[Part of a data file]
..............................
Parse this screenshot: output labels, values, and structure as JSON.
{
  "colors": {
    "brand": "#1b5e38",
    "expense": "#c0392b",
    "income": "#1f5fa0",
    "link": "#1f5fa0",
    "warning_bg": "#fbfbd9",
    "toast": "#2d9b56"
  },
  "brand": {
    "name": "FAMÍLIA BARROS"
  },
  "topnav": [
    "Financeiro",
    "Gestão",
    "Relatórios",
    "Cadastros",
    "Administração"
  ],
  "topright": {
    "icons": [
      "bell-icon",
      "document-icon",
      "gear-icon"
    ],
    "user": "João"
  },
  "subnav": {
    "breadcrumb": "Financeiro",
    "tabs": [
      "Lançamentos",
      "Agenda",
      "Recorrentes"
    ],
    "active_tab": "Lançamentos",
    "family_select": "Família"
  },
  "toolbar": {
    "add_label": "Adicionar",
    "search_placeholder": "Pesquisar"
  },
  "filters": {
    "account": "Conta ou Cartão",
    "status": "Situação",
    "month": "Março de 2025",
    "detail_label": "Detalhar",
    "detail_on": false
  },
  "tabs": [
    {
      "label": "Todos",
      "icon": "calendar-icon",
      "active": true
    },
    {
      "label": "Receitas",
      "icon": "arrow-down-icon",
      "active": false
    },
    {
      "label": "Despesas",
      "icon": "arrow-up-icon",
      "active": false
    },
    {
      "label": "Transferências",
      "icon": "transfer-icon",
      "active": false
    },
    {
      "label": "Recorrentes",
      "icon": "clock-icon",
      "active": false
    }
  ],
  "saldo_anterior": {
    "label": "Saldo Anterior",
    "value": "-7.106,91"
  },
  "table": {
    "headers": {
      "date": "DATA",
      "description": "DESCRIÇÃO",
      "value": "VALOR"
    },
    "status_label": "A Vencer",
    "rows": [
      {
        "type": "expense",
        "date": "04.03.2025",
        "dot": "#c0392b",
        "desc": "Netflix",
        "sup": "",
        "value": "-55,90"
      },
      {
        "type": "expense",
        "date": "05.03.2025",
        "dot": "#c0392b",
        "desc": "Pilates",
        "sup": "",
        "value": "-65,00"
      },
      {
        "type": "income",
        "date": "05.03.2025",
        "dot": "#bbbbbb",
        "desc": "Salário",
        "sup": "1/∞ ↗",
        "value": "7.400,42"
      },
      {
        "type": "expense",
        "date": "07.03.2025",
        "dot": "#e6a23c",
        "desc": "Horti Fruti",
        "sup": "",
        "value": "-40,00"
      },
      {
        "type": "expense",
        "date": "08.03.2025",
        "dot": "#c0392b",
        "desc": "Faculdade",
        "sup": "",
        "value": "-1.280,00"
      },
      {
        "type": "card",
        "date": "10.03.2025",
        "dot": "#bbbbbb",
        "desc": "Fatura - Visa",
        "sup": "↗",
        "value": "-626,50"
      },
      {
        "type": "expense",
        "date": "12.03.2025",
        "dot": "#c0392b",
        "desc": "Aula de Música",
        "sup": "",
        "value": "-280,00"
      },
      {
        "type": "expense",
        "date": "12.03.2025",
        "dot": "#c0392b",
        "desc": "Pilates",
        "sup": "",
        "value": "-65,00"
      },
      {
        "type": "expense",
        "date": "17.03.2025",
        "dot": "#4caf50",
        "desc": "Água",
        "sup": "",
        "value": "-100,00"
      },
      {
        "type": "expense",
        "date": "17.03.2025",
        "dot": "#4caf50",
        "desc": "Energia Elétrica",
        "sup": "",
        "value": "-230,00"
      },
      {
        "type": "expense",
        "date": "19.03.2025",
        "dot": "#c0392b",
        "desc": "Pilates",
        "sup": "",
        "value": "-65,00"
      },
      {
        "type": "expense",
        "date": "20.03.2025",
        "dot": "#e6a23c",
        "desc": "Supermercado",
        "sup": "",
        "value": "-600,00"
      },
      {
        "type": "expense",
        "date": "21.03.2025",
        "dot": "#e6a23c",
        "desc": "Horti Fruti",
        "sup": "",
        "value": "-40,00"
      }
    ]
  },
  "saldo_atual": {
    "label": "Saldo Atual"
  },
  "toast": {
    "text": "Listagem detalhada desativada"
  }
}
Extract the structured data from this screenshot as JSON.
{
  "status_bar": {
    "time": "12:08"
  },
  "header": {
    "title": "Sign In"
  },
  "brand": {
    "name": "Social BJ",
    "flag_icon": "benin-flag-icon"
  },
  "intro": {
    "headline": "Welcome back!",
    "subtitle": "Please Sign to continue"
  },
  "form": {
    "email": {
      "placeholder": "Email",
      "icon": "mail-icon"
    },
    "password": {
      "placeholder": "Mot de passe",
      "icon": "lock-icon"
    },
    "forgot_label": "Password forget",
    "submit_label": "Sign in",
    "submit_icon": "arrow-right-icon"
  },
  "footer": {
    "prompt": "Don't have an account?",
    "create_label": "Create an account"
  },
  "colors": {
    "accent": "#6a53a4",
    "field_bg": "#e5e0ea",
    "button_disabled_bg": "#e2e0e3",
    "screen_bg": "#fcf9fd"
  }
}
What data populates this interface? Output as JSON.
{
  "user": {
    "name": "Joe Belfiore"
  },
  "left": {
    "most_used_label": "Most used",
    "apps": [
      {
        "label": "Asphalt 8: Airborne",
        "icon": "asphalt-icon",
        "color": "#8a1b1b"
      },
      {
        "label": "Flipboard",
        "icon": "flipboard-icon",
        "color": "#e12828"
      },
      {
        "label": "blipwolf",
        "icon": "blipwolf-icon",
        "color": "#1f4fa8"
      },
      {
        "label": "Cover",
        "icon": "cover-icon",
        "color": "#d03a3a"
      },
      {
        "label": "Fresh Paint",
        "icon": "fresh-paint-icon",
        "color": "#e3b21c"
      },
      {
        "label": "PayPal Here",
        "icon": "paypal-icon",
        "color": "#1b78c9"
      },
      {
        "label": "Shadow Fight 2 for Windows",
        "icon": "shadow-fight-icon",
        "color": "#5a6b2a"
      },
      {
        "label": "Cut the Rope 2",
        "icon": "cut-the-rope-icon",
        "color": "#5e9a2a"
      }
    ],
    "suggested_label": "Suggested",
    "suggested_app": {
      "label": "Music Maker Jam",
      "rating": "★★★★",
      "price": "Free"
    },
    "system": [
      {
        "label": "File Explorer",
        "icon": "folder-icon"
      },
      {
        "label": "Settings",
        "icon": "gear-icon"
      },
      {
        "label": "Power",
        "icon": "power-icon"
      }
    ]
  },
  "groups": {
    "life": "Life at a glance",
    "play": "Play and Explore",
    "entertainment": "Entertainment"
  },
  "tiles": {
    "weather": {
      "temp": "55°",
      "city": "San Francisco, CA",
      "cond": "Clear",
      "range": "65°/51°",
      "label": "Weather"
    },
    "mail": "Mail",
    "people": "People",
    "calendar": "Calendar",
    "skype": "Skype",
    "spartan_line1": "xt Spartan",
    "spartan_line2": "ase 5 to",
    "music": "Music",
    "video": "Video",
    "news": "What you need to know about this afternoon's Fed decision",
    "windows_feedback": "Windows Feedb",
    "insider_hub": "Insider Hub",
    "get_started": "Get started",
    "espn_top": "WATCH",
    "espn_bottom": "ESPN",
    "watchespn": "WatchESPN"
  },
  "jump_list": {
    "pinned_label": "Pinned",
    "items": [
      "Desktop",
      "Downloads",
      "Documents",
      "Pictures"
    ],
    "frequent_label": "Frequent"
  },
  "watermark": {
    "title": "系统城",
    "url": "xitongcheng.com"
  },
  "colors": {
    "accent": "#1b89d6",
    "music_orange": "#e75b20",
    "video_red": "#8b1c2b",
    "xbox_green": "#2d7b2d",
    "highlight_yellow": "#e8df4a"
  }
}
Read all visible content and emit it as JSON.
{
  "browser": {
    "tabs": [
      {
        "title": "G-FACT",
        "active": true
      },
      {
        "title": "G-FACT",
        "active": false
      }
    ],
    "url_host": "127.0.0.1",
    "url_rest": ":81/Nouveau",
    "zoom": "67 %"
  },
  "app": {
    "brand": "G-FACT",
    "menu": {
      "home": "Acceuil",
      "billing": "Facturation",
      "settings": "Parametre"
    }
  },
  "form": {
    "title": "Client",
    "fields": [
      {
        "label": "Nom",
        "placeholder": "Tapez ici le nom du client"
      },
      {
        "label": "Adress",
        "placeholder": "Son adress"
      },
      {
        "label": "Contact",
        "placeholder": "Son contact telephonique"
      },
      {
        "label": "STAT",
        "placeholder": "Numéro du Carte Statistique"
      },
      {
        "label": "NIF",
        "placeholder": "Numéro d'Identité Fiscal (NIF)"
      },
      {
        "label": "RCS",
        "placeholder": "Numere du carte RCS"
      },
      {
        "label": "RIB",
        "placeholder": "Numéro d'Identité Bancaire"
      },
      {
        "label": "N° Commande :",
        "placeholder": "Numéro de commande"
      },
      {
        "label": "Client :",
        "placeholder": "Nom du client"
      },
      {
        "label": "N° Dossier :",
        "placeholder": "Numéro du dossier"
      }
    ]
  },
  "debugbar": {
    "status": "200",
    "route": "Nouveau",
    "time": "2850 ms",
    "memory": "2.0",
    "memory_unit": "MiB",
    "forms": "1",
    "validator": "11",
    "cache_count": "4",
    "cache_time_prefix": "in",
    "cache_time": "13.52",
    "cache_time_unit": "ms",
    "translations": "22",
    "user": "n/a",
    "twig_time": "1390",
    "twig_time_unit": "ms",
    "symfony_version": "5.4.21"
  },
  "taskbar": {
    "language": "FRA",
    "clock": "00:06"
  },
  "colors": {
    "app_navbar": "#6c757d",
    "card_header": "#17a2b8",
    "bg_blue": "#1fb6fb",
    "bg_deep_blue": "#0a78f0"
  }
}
..............................
TASK TO CARRY OUT >>
Pull out each line of the entries that contains "name".

THE SOLUTION >>
    "name": "FAMÍLIA BARROS"
    "name": "Social BJ",
    "name": "Joe Belfiore"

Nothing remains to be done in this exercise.